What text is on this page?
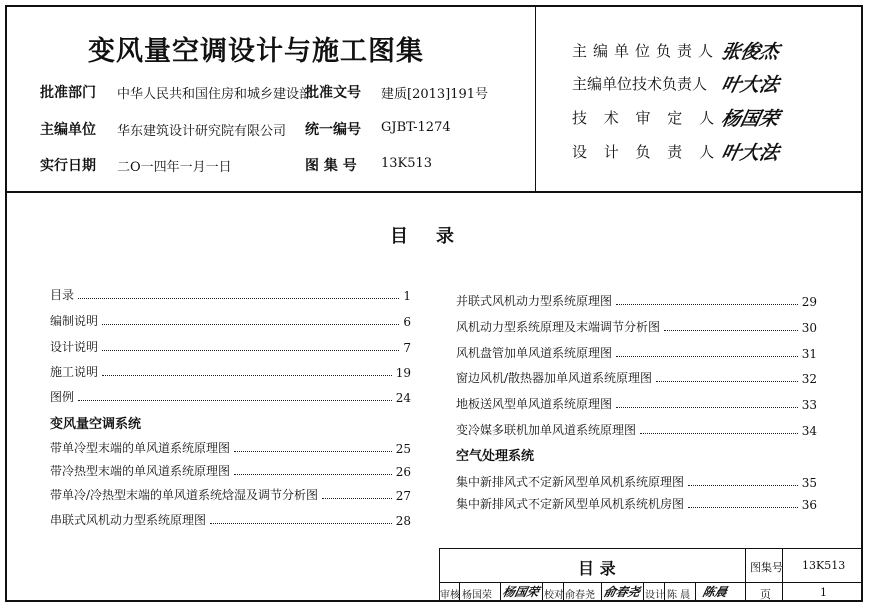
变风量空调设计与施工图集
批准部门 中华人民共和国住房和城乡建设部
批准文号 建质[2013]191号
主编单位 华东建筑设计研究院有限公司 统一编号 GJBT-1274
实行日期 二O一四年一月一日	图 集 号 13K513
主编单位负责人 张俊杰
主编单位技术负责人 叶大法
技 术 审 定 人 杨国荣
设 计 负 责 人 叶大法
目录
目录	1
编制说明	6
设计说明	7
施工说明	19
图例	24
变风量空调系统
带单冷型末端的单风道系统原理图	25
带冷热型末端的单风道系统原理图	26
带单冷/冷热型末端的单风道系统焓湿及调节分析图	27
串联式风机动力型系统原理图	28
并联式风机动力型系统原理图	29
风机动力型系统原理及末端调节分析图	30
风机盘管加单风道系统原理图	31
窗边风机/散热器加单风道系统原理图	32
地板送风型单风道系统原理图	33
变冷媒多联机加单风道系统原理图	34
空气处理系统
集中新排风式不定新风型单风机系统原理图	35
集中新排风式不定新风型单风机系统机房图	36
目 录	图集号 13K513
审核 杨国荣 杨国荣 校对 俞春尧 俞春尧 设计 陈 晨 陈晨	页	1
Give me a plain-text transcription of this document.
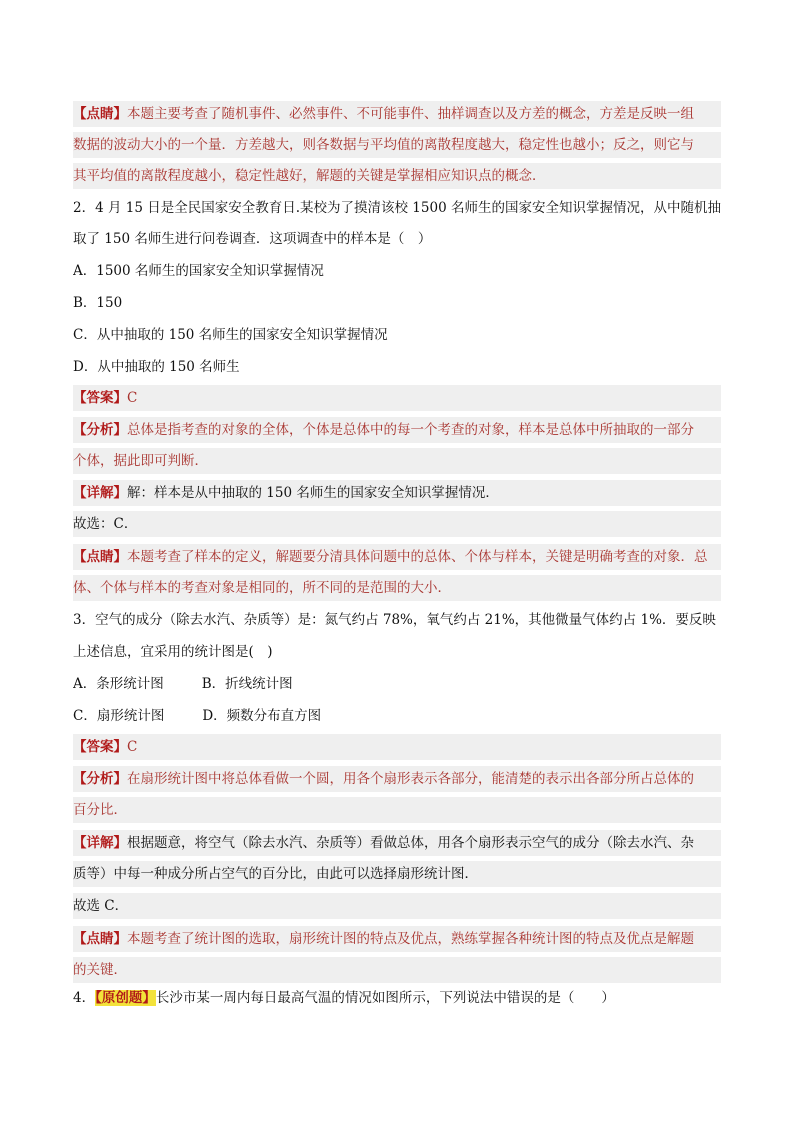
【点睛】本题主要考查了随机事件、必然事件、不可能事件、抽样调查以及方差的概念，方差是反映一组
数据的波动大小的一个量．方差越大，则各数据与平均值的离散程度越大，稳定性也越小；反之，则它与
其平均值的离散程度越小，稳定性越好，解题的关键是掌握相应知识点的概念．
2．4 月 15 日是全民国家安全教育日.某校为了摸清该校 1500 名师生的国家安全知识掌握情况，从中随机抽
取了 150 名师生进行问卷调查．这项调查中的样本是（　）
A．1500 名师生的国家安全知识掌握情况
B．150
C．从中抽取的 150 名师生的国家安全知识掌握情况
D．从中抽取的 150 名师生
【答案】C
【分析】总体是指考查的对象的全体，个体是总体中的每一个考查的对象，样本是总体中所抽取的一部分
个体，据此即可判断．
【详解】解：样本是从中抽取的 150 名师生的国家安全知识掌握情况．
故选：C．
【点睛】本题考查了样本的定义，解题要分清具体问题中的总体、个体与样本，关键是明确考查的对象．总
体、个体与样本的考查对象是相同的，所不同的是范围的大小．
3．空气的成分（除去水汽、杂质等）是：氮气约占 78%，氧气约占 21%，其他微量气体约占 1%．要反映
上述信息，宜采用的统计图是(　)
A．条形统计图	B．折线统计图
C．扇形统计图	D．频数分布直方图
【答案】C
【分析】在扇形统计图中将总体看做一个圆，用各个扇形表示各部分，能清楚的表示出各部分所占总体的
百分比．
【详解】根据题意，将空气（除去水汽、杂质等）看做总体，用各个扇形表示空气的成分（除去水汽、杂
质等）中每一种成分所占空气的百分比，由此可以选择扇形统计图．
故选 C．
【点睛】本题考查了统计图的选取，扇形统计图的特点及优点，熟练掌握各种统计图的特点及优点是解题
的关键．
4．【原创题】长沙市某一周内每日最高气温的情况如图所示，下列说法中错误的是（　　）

• **PROBLEM TO WORK ON**: Set down the complete material exactly, but do not include the images.

• **ANSWER TO THIS PROBLEM**:
What text is on this page?
变风量空调设计与施工图集
批准部门 中华人民共和国住房和城乡建设部
批准文号 建质[2013]191号
主编单位 华东建筑设计研究院有限公司 统一编号 GJBT-1274
实行日期 二O一四年一月一日	图 集 号 13K513
主编单位负责人 张俊杰
主编单位技术负责人 叶大法
技 术 审 定 人 杨国荣
设 计 负 责 人 叶大法
目录
目录	1
编制说明	6
设计说明	7
施工说明	19
图例	24
变风量空调系统
带单冷型末端的单风道系统原理图	25
带冷热型末端的单风道系统原理图	26
带单冷/冷热型末端的单风道系统焓湿及调节分析图	27
串联式风机动力型系统原理图	28
并联式风机动力型系统原理图	29
风机动力型系统原理及末端调节分析图	30
风机盘管加单风道系统原理图	31
窗边风机/散热器加单风道系统原理图	32
地板送风型单风道系统原理图	33
变冷媒多联机加单风道系统原理图	34
空气处理系统
集中新排风式不定新风型单风机系统原理图	35
集中新排风式不定新风型单风机系统机房图	36
目 录	图集号 13K513
审核 杨国荣 杨国荣 校对 俞春尧 俞春尧 设计 陈 晨 陈晨	页	1
Give me a plain-text transcription of this document.
【点睛】本题主要考查了随机事件、必然事件、不可能事件、抽样调查以及方差的概念，方差是反映一组
数据的波动大小的一个量．方差越大，则各数据与平均值的离散程度越大，稳定性也越小；反之，则它与
其平均值的离散程度越小，稳定性越好，解题的关键是掌握相应知识点的概念．
2．4 月 15 日是全民国家安全教育日.某校为了摸清该校 1500 名师生的国家安全知识掌握情况，从中随机抽
取了 150 名师生进行问卷调查．这项调查中的样本是（　）
A．1500 名师生的国家安全知识掌握情况
B．150
C．从中抽取的 150 名师生的国家安全知识掌握情况
D．从中抽取的 150 名师生
【答案】C
【分析】总体是指考查的对象的全体，个体是总体中的每一个考查的对象，样本是总体中所抽取的一部分
个体，据此即可判断．
【详解】解：样本是从中抽取的 150 名师生的国家安全知识掌握情况．
故选：C．
【点睛】本题考查了样本的定义，解题要分清具体问题中的总体、个体与样本，关键是明确考查的对象．总
体、个体与样本的考查对象是相同的，所不同的是范围的大小．
3．空气的成分（除去水汽、杂质等）是：氮气约占 78%，氧气约占 21%，其他微量气体约占 1%．要反映
上述信息，宜采用的统计图是(　)
A．条形统计图	B．折线统计图
C．扇形统计图	D．频数分布直方图
【答案】C
【分析】在扇形统计图中将总体看做一个圆，用各个扇形表示各部分，能清楚的表示出各部分所占总体的
百分比．
【详解】根据题意，将空气（除去水汽、杂质等）看做总体，用各个扇形表示空气的成分（除去水汽、杂
质等）中每一种成分所占空气的百分比，由此可以选择扇形统计图．
故选 C．
【点睛】本题考查了统计图的选取，扇形统计图的特点及优点，熟练掌握各种统计图的特点及优点是解题
的关键．
4．【原创题】长沙市某一周内每日最高气温的情况如图所示，下列说法中错误的是（　　）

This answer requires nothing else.